» **PROBLEM STATEMENT**
Return, verbatim, the lines of the entries below, from the line containing "data-point-hsms-dc-0-15 bbox=[1276, 151, 1302, 177]" up to and including the line containing "x-tick-label: 0.2 bbox=[449, 1009, 504, 1058]".
═══ INPUT FOR THIS TASK ═══
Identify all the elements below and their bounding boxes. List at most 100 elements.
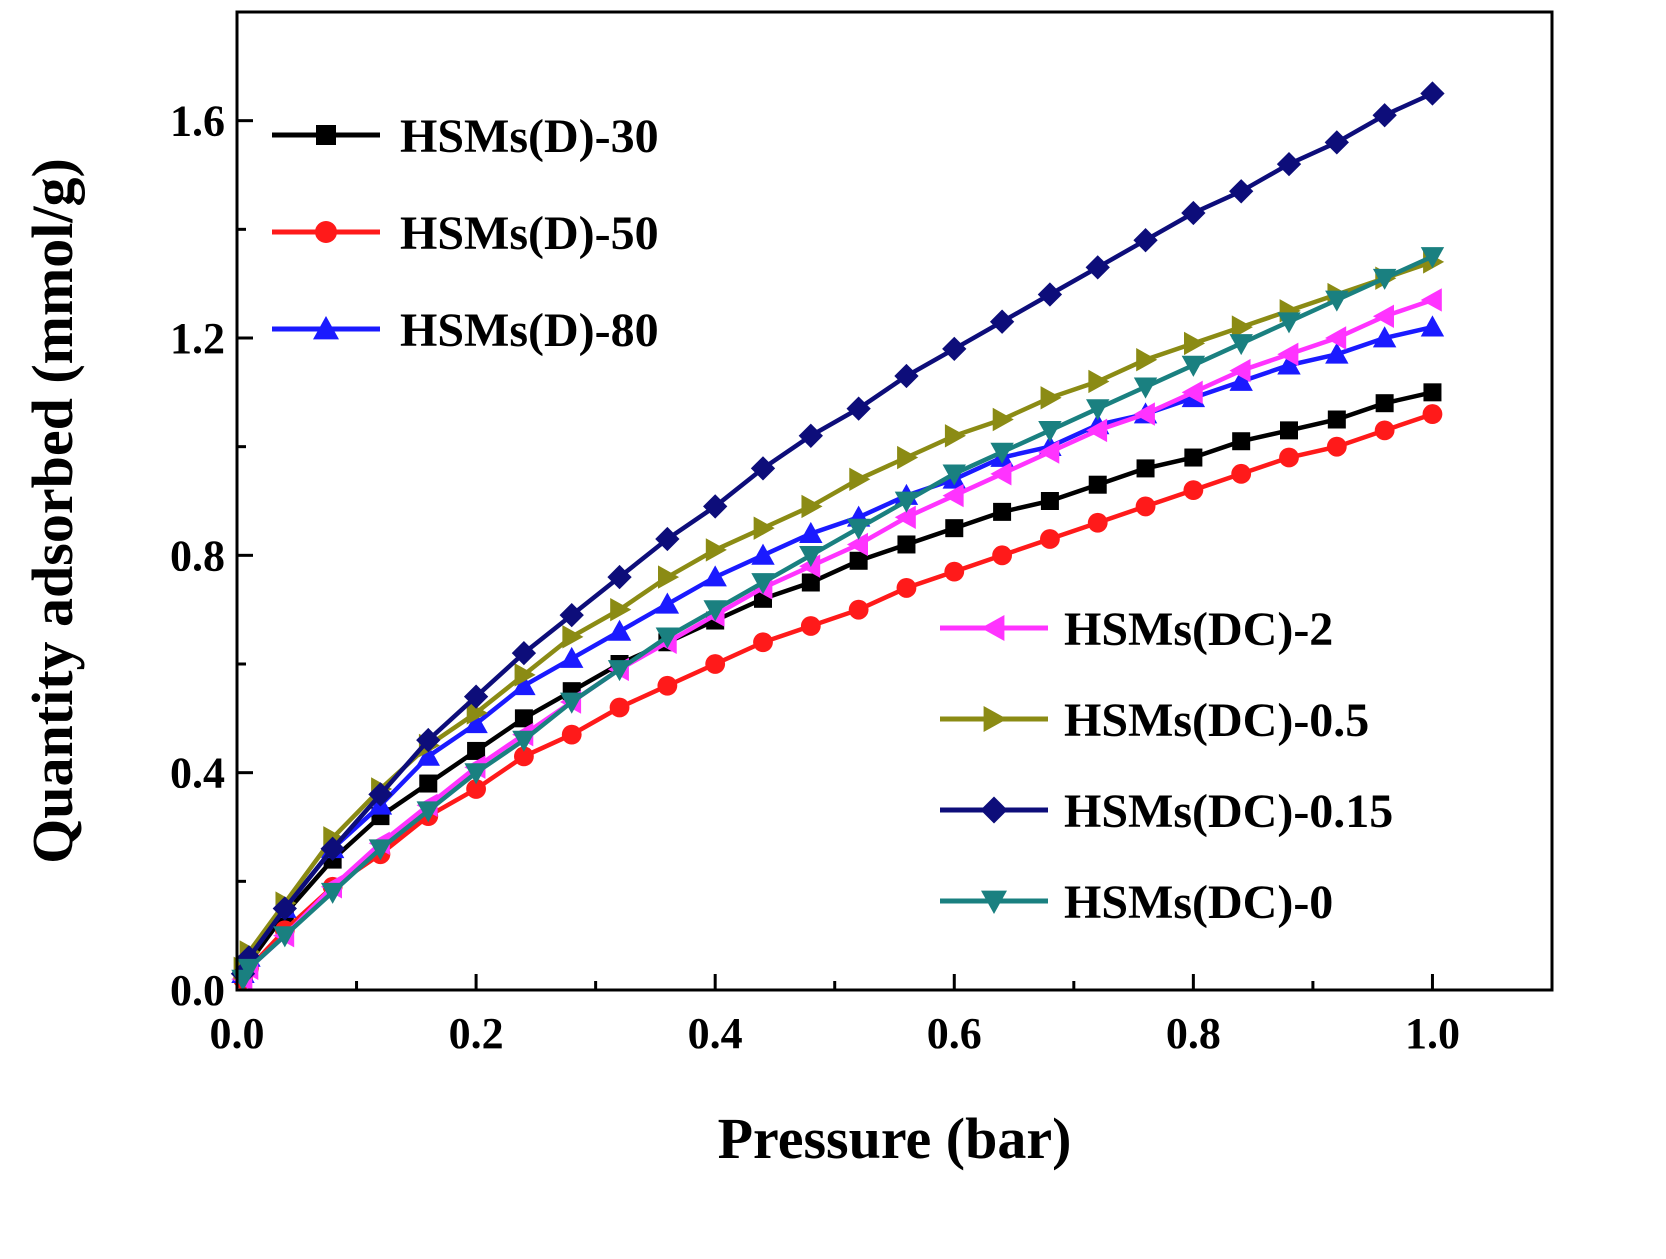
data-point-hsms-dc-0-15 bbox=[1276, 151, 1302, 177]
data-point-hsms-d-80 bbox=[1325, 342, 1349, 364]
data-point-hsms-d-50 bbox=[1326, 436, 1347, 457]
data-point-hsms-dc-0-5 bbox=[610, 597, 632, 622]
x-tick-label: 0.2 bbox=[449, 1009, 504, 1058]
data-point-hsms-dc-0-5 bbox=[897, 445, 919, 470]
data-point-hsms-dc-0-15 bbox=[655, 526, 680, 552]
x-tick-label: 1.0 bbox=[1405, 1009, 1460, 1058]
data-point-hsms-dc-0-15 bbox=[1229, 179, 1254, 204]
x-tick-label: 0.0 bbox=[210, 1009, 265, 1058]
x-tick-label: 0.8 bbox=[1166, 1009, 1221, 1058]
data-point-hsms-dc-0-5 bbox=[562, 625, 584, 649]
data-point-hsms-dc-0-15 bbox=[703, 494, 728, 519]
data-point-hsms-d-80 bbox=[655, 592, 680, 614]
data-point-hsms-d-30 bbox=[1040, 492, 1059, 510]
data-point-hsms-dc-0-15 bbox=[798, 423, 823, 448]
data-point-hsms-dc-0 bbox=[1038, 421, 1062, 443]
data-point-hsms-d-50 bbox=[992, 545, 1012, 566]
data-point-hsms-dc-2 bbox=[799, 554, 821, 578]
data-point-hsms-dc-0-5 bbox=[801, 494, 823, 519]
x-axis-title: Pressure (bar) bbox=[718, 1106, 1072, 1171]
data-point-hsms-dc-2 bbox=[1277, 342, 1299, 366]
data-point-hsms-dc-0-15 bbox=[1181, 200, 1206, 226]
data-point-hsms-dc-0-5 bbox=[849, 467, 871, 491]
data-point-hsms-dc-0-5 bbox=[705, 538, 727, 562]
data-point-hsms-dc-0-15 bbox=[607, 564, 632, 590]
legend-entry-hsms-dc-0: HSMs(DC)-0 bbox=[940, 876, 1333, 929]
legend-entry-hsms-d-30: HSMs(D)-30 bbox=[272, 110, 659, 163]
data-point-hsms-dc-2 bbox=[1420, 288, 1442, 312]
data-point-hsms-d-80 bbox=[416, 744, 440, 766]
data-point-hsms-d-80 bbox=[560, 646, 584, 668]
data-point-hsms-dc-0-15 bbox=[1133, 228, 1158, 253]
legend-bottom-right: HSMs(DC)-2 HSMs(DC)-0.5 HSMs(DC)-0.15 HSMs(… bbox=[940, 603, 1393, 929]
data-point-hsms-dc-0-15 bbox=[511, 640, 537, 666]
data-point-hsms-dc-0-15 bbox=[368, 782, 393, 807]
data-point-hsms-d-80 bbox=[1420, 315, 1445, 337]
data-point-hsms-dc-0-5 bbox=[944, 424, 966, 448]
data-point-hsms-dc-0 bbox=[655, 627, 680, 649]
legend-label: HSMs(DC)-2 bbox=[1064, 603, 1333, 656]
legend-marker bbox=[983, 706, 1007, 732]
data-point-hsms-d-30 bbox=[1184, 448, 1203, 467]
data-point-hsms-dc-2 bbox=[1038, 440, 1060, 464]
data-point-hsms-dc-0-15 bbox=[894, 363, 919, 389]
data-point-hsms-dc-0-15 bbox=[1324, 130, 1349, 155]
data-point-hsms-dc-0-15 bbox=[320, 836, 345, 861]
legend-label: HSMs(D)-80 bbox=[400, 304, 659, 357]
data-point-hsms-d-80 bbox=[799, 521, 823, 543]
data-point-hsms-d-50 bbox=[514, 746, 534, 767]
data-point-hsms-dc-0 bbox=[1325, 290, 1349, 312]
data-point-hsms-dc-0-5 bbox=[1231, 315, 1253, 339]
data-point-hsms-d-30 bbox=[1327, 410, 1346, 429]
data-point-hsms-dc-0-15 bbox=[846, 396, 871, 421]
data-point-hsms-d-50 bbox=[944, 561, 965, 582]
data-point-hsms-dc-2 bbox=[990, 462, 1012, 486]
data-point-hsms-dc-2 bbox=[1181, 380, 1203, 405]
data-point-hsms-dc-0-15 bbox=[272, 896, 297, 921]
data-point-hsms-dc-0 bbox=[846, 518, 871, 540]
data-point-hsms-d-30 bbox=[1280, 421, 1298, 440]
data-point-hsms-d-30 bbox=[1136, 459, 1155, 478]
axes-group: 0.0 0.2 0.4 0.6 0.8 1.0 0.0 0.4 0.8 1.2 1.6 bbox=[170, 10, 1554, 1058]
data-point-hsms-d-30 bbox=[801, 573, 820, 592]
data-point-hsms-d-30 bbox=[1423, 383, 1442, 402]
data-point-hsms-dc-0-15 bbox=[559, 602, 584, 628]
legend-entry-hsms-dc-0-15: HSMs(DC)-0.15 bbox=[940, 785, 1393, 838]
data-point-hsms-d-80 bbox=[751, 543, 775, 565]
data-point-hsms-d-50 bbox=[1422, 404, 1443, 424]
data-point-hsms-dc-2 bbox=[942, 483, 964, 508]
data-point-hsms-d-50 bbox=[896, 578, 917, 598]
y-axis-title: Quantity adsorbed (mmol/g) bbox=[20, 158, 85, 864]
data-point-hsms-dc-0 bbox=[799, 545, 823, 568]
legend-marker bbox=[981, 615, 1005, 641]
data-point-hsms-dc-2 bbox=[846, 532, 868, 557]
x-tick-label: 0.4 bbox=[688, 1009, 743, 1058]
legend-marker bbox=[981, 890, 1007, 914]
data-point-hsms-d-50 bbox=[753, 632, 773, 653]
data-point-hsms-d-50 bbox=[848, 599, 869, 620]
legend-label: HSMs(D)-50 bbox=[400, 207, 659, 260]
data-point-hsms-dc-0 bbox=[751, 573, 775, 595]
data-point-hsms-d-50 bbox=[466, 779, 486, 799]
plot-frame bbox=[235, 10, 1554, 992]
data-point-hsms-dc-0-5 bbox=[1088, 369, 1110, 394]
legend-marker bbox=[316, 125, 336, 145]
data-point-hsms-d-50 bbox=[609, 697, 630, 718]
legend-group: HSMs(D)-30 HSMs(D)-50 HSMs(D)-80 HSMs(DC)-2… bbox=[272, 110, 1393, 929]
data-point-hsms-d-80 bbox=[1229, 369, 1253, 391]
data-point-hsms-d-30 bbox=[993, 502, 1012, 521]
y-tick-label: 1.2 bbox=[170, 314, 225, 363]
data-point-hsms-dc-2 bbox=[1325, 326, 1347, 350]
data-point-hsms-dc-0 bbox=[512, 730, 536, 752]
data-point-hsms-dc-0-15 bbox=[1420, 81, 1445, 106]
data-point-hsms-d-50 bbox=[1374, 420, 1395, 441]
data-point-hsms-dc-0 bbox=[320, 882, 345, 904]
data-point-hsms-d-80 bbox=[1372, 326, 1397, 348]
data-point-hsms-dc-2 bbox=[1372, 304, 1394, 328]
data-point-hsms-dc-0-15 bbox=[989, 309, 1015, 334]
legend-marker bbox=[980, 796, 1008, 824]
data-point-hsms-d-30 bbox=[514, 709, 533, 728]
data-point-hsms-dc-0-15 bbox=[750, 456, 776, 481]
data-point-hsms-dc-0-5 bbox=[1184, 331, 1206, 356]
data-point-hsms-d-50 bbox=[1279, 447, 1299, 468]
═══
═══ INPUT FOR THIS TASK ═══
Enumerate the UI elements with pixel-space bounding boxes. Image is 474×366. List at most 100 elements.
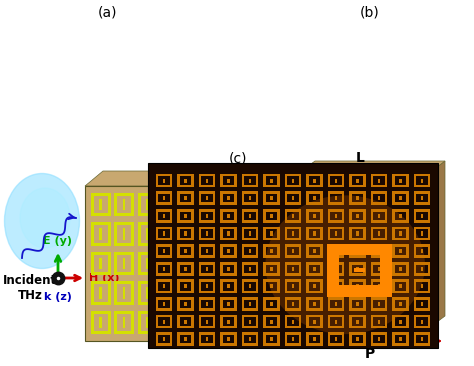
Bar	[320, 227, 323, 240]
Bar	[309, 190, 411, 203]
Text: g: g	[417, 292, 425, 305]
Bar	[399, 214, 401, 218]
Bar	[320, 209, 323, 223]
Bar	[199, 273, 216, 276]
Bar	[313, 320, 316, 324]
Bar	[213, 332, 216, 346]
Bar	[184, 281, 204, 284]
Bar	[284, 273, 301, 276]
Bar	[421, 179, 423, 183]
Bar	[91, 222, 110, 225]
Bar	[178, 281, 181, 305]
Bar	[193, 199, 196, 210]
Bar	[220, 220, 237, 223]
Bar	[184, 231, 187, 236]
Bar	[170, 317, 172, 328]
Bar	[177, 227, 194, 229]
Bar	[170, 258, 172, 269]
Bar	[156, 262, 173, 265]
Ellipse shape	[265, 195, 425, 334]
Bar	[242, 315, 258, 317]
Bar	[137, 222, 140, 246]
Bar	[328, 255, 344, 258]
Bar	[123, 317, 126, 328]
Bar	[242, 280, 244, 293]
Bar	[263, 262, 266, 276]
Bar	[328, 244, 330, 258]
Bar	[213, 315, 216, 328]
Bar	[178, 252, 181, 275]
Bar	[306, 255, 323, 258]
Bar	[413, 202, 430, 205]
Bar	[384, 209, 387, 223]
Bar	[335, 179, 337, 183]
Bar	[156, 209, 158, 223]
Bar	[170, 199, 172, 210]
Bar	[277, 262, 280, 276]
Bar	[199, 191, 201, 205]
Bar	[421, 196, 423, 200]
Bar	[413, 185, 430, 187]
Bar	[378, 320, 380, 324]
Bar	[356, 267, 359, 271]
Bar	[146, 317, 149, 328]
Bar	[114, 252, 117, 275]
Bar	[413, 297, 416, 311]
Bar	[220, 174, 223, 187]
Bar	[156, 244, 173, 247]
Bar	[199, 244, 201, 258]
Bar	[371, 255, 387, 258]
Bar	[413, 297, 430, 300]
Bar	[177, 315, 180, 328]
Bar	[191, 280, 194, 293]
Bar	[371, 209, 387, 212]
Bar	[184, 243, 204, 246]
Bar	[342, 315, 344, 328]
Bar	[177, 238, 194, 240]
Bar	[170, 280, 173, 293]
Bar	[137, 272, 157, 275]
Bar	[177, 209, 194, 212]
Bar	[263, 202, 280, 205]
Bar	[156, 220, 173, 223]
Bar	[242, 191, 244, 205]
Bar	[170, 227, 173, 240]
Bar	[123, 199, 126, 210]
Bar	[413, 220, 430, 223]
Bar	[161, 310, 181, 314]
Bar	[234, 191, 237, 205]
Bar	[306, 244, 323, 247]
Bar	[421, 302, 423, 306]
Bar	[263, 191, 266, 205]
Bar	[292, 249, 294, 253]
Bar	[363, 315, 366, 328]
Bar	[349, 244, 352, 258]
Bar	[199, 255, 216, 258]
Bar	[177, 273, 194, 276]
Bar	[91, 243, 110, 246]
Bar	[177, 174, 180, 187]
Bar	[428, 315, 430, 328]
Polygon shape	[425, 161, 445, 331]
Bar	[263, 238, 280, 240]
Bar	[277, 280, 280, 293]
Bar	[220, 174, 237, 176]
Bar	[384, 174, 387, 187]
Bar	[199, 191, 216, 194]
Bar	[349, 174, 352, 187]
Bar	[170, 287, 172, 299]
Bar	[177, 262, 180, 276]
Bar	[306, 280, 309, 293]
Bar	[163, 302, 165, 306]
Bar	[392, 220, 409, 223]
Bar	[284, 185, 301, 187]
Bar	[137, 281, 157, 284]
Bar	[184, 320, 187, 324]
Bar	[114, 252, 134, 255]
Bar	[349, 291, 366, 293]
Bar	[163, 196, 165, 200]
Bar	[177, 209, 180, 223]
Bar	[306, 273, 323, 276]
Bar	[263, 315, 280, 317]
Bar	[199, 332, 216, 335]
═══
» **FULL RESPONSE**
data-point-hsms-dc-0-15 bbox=[1276, 151, 1302, 177]
data-point-hsms-d-80 bbox=[1325, 342, 1349, 364]
data-point-hsms-d-50 bbox=[1326, 436, 1347, 457]
data-point-hsms-dc-0-5 bbox=[610, 597, 632, 622]
x-tick-label: 0.2 bbox=[449, 1009, 504, 1058]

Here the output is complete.